## start Entries shown
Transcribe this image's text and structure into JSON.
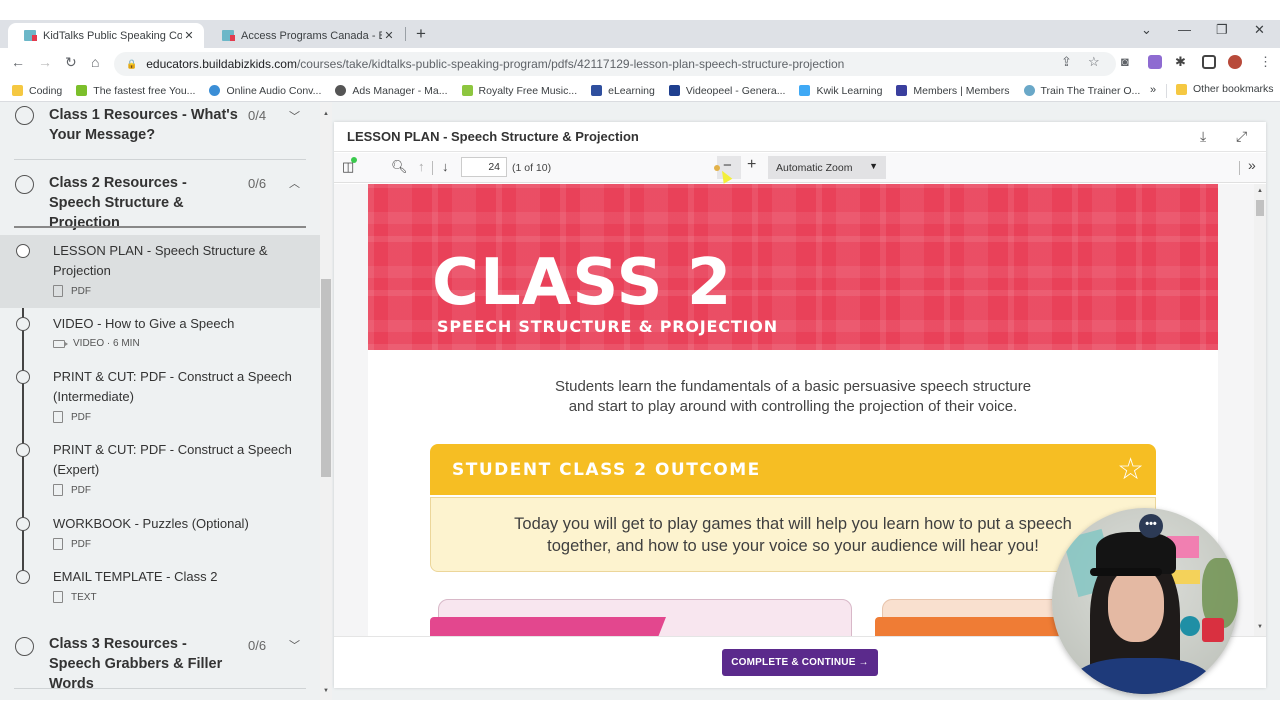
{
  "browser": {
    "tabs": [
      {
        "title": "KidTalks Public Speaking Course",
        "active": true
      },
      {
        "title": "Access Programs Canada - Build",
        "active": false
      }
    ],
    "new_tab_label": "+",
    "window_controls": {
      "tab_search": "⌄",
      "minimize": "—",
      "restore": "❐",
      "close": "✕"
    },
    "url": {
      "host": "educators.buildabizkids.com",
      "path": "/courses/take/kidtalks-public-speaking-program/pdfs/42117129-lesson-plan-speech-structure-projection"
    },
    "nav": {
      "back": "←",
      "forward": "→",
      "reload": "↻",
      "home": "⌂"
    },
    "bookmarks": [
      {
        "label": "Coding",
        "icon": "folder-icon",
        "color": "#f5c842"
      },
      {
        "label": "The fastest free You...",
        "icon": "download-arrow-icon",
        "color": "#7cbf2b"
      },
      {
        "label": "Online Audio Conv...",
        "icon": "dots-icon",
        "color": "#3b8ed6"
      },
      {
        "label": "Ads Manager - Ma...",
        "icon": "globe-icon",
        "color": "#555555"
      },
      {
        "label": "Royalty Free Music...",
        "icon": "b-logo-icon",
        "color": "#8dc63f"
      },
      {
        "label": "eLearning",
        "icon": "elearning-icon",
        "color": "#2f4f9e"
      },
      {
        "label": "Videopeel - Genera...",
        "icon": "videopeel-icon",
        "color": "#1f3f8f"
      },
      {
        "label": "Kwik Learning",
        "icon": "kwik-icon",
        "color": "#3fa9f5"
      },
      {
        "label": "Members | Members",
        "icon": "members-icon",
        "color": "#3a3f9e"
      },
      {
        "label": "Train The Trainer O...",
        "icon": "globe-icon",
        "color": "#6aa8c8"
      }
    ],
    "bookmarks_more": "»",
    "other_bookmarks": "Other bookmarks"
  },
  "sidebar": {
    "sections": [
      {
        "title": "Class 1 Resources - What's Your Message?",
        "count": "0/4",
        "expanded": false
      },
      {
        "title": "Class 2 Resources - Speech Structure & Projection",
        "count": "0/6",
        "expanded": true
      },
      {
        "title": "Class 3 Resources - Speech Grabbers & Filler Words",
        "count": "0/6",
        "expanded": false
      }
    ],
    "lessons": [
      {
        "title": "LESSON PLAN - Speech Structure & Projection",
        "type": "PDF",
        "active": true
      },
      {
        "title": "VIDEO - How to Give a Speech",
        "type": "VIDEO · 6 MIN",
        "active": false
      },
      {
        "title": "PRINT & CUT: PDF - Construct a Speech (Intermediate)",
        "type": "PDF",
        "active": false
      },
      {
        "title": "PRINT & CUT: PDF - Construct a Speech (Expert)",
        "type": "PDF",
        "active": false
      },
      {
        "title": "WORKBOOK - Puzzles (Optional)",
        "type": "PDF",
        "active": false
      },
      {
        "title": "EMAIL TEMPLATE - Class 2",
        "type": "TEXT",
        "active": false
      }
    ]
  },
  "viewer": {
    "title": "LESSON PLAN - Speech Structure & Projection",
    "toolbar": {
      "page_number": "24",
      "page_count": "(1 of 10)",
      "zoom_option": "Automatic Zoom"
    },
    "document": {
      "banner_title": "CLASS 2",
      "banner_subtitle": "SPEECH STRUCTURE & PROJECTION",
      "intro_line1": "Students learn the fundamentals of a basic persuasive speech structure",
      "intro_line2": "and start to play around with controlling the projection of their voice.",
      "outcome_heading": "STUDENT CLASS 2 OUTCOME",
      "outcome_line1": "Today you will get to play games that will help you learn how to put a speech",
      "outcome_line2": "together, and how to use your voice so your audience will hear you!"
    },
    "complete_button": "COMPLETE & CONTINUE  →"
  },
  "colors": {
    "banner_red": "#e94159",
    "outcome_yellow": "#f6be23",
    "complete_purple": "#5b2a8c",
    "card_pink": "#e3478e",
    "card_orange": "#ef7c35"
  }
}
## end Entries shown
## start Entries shown
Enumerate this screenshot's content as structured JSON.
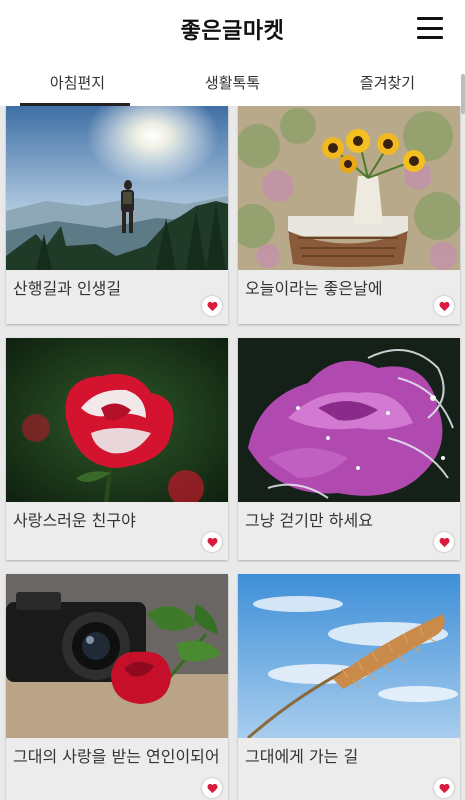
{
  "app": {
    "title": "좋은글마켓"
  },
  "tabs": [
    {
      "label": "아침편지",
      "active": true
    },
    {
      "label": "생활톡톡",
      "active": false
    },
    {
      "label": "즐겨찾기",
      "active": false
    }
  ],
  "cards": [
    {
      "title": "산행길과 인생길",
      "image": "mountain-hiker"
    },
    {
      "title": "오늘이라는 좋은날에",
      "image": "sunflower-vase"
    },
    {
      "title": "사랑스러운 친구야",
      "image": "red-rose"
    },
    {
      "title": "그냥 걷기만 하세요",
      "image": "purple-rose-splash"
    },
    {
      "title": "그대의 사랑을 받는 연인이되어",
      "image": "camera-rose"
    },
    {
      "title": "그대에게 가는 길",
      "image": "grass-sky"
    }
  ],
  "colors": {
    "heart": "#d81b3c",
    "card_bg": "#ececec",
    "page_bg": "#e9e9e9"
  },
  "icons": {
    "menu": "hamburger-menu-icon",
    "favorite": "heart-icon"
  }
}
## end Entries shown
## start Entries shown
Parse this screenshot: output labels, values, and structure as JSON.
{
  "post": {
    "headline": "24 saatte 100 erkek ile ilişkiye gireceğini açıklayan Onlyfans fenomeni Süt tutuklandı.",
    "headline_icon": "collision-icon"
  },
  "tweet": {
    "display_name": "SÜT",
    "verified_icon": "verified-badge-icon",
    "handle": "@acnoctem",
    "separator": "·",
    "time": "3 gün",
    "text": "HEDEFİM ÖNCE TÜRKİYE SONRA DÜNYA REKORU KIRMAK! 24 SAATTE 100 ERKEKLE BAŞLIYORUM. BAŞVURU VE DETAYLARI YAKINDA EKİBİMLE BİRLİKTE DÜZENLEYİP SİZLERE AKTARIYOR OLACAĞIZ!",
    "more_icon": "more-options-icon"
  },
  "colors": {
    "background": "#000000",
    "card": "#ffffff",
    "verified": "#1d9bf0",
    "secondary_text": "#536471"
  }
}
## end Entries shown
*Problem requirements*
Across all the entries, count the lines that contain the word "Construct" and give the number by itself.

*Exercise solution*
2